[INPUT MATERIAL start]

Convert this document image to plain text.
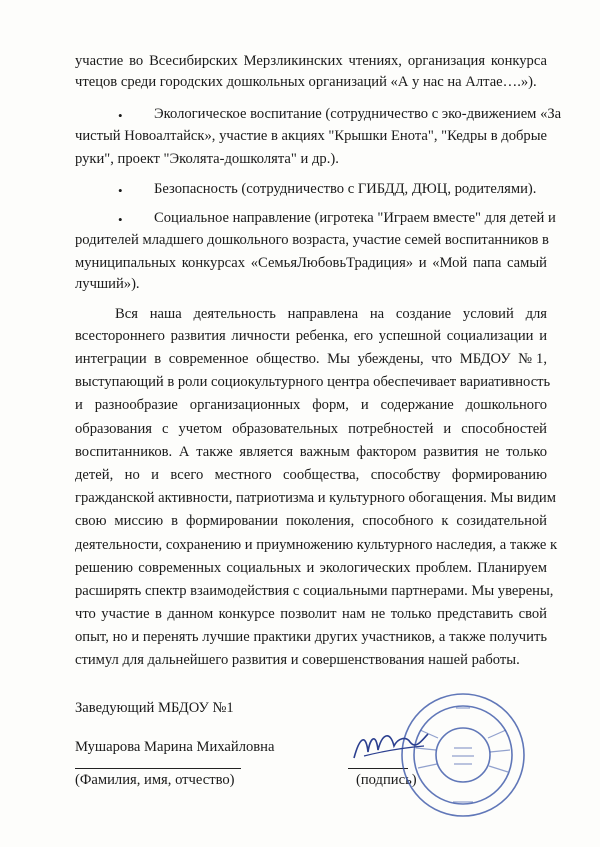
участие во Всесибирских Мерзликинских чтениях, организация конкурса
чтецов среди городских дошкольных организаций «А у нас на Алтае….»).
• Экологическое воспитание (сотрудничество с эко-движением «За
чистый Новоалтайск», участие в акциях "Крышки Енота", "Кедры в добрые
руки", проект "Эколята-дошколята" и др.).
• Безопасность (сотрудничество с ГИБДД, ДЮЦ, родителями).
• Социальное направление (игротека "Играем вместе" для детей и
родителей младшего дошкольного возраста, участие семей воспитанников в
муниципальных конкурсах «СемьяЛюбовьТрадиция» и «Мой папа самый
лучший»).
Вся наша деятельность направлена на создание условий для
всестороннего развития личности ребенка, его успешной социализации и
интеграции в современное общество. Мы убеждены, что МБДОУ №1,
выступающий в роли социокультурного центра обеспечивает вариативность
и разнообразие организационных форм, и содержание дошкольного
образования с учетом образовательных потребностей и способностей
воспитанников. А также является важным фактором развития не только
детей, но и всего местного сообщества, способству формированию
гражданской активности, патриотизма и культурного обогащения. Мы видим
свою миссию в формировании поколения, способного к созидательной
деятельности, сохранению и приумножению культурного наследия, а также к
решению современных социальных и экологических проблем. Планируем
расширять спектр взаимодействия с социальными партнерами. Мы уверены,
что участие в данном конкурсе позволит нам не только представить свой
опыт, но и перенять лучшие практики других участников, а также получить
стимул для дальнейшего развития и совершенствования нашей работы.
Заведующий МБДОУ №1
Мушарова Марина Михайловна
(Фамилия, имя, отчество)	(подпись)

[INPUT MATERIAL end]

→ PROBLEM DETAILS
Check each line above for "дошкольного" and return the ones that have it.

→ PROBLEM SOLUTION
родителей младшего дошкольного возраста, участие семей воспитанников в
и разнообразие организационных форм, и содержание дошкольного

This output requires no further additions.